::: MATERIAL SUPPLIED :::
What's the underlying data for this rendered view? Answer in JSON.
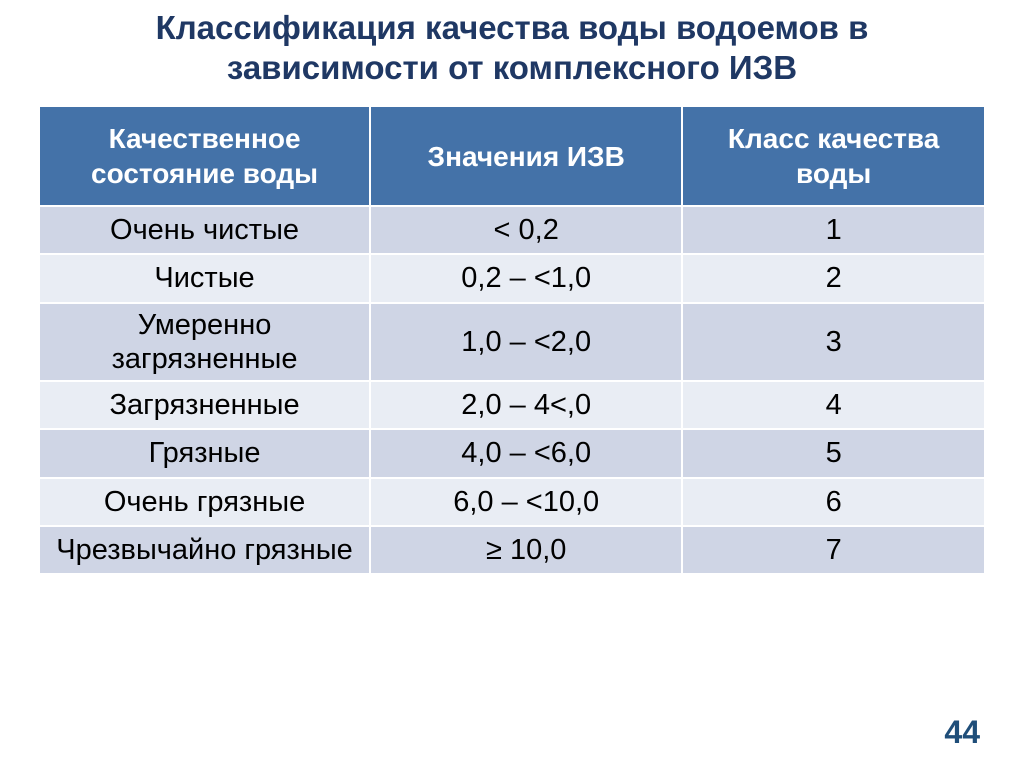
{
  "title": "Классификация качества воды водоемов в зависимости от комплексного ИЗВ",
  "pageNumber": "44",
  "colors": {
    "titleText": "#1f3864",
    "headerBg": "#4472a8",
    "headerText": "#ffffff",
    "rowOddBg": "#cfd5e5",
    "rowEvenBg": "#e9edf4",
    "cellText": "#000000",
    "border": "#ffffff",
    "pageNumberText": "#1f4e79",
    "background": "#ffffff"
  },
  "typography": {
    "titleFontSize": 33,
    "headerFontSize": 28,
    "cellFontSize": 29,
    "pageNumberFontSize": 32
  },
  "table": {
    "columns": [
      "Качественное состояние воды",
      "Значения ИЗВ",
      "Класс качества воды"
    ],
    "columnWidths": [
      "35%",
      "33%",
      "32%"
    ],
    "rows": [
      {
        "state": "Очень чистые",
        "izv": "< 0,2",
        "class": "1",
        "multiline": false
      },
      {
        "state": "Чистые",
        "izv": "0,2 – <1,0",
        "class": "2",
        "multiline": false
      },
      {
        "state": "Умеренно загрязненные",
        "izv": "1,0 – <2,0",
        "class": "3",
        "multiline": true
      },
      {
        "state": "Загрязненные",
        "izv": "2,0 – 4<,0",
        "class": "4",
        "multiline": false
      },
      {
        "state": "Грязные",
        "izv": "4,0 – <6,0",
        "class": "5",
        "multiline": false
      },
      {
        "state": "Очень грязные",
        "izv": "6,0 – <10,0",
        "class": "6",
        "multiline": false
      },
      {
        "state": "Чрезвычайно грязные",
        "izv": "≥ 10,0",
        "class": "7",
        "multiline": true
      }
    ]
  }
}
:::
::: MATERIAL SUPPLIED :::
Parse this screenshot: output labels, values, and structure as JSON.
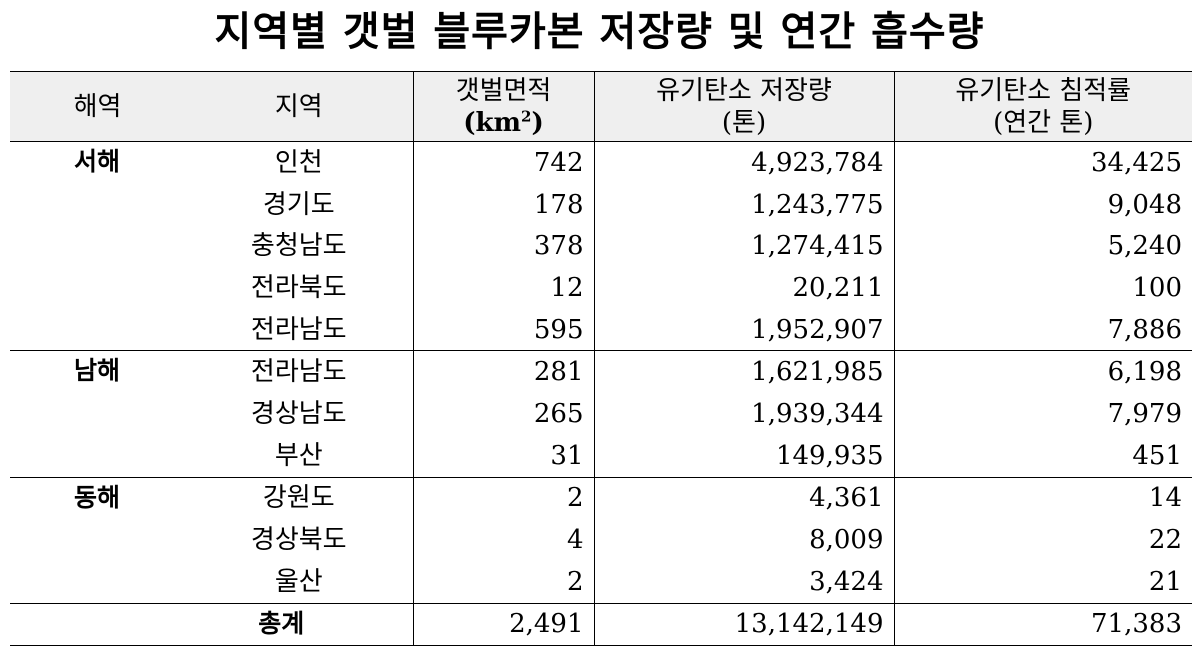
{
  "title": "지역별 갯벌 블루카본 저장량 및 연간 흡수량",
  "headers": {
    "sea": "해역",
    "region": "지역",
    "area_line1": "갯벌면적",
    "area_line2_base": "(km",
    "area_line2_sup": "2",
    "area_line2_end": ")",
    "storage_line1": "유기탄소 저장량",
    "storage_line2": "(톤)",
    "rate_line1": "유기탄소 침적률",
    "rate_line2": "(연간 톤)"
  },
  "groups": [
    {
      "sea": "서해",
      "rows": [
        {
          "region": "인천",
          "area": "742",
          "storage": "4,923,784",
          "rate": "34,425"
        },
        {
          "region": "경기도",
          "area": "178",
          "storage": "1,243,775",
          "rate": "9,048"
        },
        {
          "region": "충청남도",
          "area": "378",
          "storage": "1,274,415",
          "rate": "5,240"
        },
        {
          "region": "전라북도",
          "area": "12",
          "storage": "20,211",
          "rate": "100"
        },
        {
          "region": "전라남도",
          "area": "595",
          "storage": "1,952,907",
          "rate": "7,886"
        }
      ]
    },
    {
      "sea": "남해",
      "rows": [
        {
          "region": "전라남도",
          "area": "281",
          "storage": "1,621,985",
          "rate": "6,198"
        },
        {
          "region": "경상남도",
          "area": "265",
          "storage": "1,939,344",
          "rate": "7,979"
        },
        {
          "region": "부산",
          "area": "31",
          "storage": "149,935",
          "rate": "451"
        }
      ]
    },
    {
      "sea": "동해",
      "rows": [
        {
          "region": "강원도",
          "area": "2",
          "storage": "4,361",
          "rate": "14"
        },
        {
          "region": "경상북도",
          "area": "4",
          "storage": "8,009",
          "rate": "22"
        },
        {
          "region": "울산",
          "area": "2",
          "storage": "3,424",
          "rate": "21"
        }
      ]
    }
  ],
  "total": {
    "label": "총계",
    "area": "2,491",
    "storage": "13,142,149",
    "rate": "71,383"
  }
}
:::
::: MATERIAL SUPPLIED :::
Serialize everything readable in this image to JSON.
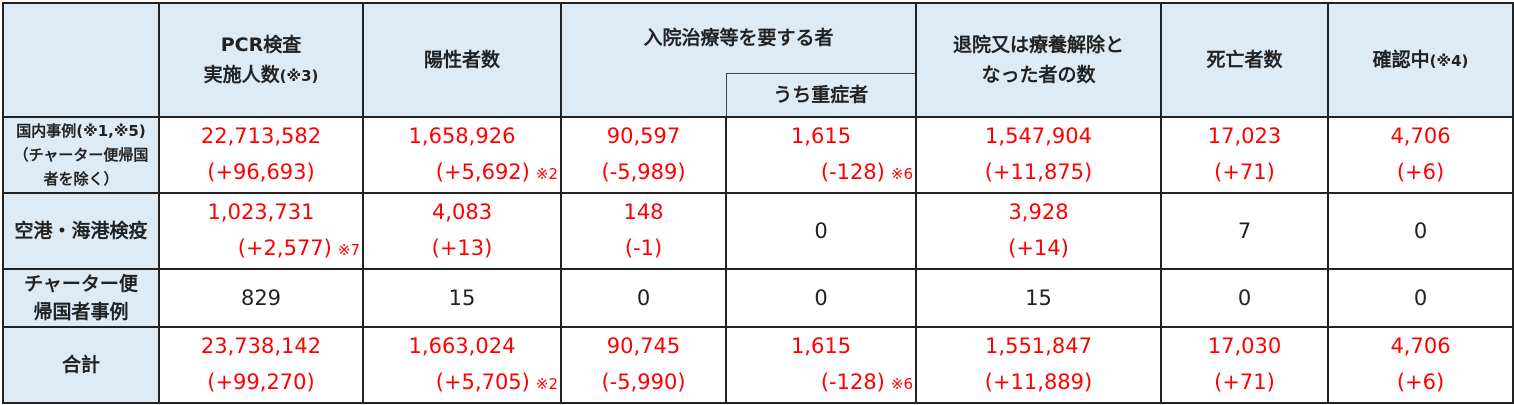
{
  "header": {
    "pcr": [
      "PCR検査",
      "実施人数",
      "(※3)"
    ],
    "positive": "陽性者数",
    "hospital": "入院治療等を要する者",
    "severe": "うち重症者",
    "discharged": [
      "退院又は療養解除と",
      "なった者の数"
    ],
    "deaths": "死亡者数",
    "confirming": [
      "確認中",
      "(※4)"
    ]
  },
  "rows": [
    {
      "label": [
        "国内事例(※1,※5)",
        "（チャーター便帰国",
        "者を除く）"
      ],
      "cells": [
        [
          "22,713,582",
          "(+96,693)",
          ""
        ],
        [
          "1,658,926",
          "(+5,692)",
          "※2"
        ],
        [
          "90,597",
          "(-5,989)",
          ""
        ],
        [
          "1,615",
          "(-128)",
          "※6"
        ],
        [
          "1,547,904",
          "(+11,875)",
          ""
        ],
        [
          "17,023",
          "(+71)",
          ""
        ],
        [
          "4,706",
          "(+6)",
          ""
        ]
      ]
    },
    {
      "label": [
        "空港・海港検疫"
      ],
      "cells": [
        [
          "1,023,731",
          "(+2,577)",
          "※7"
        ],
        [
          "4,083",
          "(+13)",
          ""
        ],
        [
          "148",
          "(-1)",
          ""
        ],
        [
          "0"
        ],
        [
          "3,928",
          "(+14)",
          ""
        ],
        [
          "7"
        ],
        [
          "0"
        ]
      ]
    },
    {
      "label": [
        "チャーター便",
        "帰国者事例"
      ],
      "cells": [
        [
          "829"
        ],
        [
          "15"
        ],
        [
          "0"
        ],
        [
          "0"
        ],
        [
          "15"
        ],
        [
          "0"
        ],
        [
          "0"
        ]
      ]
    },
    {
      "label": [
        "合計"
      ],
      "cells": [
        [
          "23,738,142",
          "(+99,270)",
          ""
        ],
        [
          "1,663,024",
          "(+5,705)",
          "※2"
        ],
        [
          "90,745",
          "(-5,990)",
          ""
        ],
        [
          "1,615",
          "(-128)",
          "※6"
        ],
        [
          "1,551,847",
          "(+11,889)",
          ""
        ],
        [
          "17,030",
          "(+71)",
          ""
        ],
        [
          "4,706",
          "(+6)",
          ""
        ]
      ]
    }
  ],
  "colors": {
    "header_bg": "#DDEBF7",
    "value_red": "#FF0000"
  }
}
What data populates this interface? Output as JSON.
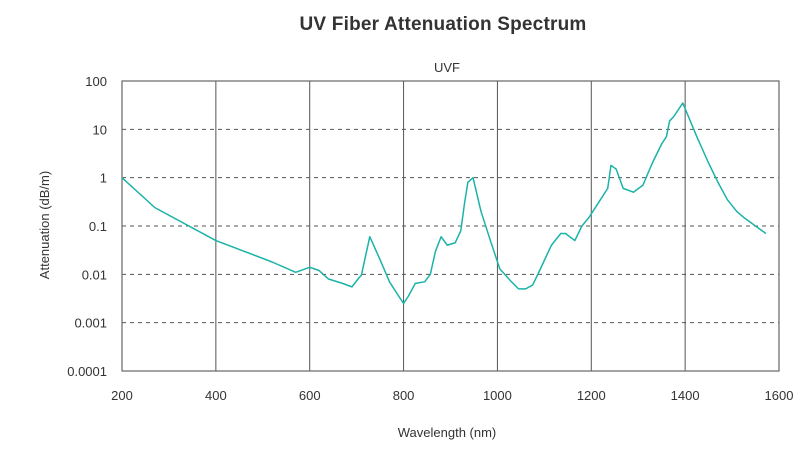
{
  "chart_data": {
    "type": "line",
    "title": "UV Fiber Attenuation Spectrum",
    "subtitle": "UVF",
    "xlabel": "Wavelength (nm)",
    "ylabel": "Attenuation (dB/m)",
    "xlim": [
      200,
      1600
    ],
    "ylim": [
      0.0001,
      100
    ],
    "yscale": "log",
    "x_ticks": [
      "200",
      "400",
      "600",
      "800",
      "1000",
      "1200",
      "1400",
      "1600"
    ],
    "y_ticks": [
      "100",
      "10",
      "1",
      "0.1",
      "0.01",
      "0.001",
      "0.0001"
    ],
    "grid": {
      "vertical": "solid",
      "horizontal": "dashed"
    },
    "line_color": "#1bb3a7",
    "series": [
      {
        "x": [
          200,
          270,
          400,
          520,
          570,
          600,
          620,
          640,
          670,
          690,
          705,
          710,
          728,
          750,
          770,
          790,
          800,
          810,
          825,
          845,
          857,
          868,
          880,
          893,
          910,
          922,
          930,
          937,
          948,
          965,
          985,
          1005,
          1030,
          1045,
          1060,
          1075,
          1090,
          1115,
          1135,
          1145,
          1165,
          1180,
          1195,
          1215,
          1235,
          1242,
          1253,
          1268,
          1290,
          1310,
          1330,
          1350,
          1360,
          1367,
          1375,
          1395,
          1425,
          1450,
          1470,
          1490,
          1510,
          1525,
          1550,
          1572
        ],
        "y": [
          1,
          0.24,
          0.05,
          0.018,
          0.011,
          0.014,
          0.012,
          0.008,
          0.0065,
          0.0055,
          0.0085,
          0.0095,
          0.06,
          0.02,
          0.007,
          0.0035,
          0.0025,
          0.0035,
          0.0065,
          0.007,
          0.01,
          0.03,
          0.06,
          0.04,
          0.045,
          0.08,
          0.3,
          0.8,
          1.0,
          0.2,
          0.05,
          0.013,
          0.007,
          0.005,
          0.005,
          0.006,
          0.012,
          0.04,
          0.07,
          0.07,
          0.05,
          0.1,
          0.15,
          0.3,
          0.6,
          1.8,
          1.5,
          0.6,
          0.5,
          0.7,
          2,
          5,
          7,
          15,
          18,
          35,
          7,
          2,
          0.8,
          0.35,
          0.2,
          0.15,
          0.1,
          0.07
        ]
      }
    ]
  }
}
:::
Whenever "ffffff" turns up in a line, pick that line out.

- [RESPONSE]:
    "headerText": "#ffffff",
    "border": "#ffffff",
    "background": "#ffffff"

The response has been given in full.